### Aim of the exercise
Read the material below. Count the lines containing "JSON" and give that count alone.

########################################

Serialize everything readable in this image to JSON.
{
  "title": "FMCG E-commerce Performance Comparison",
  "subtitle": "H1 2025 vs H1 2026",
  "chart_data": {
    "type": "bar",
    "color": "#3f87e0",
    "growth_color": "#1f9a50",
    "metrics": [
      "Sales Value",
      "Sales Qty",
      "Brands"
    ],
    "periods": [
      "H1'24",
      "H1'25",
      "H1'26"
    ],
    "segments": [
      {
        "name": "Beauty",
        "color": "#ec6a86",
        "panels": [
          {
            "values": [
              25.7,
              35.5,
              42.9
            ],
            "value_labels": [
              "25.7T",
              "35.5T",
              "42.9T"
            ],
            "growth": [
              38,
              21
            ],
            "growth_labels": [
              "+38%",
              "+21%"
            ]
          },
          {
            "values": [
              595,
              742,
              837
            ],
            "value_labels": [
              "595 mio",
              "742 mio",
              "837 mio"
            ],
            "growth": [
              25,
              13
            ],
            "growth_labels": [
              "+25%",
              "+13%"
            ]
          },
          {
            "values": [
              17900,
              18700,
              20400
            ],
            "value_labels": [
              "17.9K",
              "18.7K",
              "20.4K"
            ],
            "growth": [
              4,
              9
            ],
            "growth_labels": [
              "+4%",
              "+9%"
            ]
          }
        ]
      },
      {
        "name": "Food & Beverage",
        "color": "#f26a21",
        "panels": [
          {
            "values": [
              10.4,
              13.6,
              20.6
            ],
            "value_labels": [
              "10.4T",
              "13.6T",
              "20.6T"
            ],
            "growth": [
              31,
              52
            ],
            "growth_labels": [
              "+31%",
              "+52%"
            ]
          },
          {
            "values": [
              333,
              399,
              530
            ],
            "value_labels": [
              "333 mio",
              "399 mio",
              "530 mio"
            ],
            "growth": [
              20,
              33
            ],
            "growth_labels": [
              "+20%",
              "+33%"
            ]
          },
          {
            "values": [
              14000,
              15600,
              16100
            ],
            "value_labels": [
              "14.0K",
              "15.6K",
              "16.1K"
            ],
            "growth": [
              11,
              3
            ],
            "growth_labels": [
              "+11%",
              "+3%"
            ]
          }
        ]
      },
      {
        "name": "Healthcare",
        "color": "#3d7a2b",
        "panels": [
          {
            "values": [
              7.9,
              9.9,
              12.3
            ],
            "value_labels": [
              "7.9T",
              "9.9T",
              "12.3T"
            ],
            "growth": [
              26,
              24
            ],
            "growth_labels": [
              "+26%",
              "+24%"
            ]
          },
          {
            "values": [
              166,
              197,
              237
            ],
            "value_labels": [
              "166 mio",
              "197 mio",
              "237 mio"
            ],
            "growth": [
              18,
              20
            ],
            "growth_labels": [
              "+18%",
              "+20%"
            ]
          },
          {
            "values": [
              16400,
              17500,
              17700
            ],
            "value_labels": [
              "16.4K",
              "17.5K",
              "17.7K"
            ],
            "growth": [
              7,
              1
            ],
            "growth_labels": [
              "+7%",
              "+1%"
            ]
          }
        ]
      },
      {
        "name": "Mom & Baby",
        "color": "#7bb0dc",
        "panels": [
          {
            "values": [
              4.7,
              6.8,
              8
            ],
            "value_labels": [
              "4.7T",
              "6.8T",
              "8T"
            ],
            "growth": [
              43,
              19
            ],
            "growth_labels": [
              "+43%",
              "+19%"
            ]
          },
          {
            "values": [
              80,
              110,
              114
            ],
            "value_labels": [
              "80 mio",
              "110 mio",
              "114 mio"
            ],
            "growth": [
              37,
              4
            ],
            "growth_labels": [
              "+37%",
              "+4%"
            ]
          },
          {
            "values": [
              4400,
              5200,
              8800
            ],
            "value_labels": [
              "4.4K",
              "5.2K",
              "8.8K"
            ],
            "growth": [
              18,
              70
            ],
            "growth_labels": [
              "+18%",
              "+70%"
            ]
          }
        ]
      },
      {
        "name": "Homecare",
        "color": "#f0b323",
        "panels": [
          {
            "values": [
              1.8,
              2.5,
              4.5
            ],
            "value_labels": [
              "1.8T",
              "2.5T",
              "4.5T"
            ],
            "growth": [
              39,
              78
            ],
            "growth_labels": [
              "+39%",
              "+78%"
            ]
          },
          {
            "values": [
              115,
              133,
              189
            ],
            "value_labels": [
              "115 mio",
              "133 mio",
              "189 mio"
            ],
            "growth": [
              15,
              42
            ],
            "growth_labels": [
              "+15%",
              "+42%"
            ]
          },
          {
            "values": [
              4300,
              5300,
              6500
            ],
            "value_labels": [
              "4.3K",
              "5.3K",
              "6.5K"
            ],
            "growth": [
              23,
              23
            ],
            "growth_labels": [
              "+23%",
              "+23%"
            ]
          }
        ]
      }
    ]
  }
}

########################################

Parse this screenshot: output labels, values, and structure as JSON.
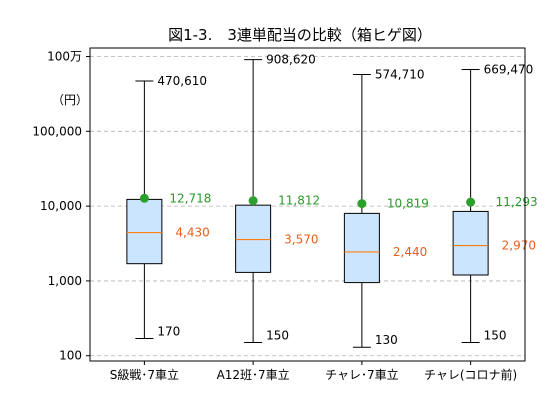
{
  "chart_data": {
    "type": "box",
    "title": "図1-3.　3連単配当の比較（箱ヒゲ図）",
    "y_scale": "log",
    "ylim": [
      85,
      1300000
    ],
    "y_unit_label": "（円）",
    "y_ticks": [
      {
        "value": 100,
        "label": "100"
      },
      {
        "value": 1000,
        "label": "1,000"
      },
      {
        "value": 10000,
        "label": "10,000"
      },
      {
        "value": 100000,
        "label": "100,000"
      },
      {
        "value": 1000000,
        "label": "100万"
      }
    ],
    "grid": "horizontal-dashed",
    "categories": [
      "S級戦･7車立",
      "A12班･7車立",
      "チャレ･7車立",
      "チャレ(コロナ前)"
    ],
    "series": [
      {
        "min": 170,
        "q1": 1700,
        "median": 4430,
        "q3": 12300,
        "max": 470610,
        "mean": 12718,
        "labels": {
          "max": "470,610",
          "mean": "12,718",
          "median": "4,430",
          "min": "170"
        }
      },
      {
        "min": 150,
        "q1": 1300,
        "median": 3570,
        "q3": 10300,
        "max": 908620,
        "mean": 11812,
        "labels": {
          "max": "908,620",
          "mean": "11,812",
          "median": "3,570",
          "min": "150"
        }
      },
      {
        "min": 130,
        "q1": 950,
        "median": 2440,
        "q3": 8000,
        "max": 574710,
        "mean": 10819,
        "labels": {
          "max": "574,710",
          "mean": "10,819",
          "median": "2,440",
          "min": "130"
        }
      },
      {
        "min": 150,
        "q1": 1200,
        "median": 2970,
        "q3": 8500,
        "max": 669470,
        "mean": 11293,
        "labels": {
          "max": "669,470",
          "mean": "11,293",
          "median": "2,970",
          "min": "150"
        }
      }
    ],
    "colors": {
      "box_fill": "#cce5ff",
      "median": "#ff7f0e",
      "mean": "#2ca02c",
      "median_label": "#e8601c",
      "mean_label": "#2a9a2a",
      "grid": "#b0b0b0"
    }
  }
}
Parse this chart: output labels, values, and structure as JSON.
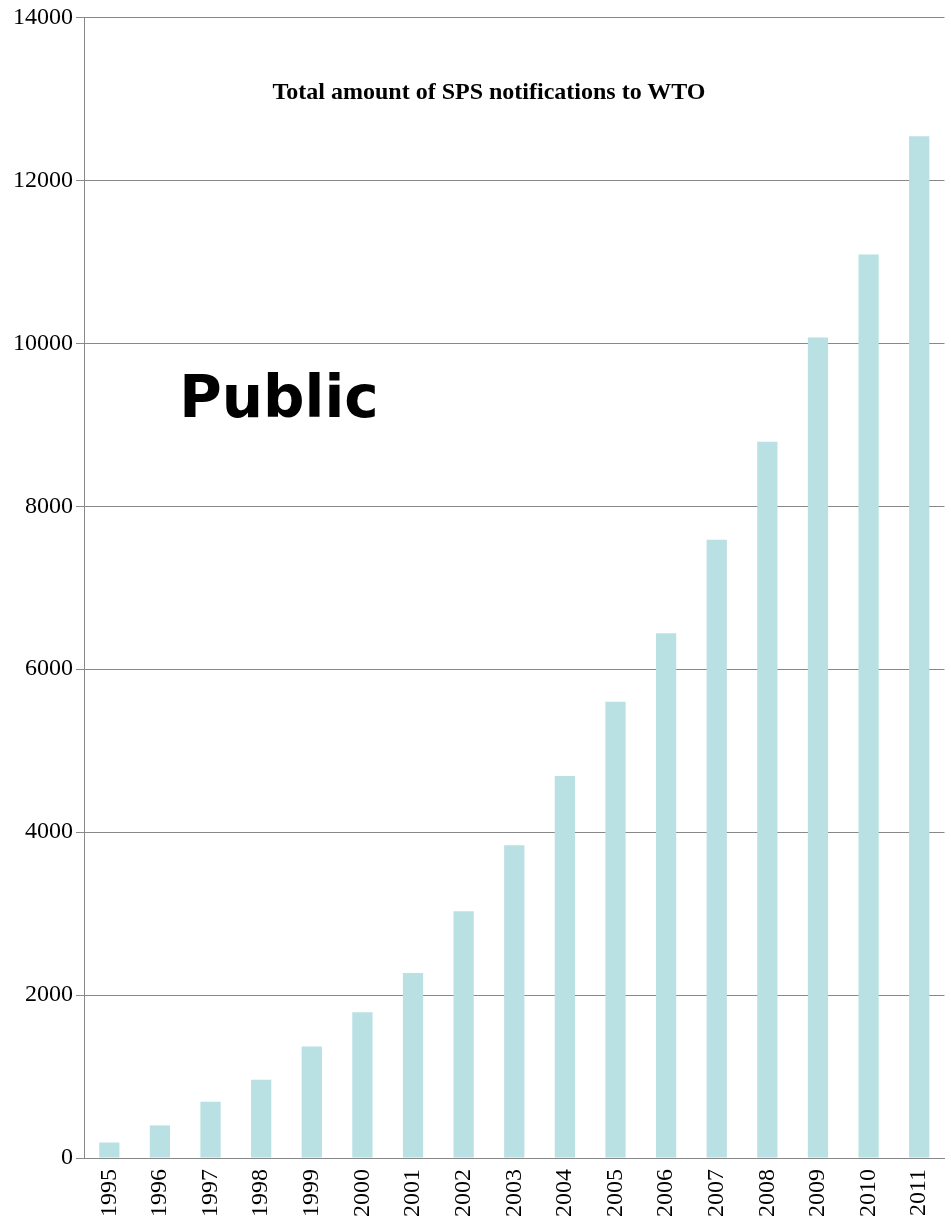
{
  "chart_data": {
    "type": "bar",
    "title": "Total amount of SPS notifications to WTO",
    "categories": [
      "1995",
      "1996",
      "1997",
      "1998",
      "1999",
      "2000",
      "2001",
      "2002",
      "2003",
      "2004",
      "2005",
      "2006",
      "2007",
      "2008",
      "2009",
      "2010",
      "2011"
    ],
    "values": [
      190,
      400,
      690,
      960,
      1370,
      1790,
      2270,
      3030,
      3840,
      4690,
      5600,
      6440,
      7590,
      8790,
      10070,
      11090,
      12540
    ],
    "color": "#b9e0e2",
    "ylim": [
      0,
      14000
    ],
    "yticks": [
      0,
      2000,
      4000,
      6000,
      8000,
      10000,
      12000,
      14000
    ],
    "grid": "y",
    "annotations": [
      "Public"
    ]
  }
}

########################################

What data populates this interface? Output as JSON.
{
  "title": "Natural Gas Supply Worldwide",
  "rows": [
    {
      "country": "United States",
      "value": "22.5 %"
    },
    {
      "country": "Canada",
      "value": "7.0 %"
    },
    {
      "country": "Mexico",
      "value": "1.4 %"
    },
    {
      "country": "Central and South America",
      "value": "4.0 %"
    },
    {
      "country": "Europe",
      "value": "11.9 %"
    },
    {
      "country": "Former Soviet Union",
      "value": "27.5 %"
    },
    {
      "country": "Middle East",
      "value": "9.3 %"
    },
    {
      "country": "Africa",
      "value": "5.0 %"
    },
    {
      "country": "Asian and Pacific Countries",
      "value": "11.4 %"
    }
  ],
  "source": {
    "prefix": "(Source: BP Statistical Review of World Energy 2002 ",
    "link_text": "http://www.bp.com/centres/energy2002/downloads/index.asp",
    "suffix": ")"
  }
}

########################################

### The response
4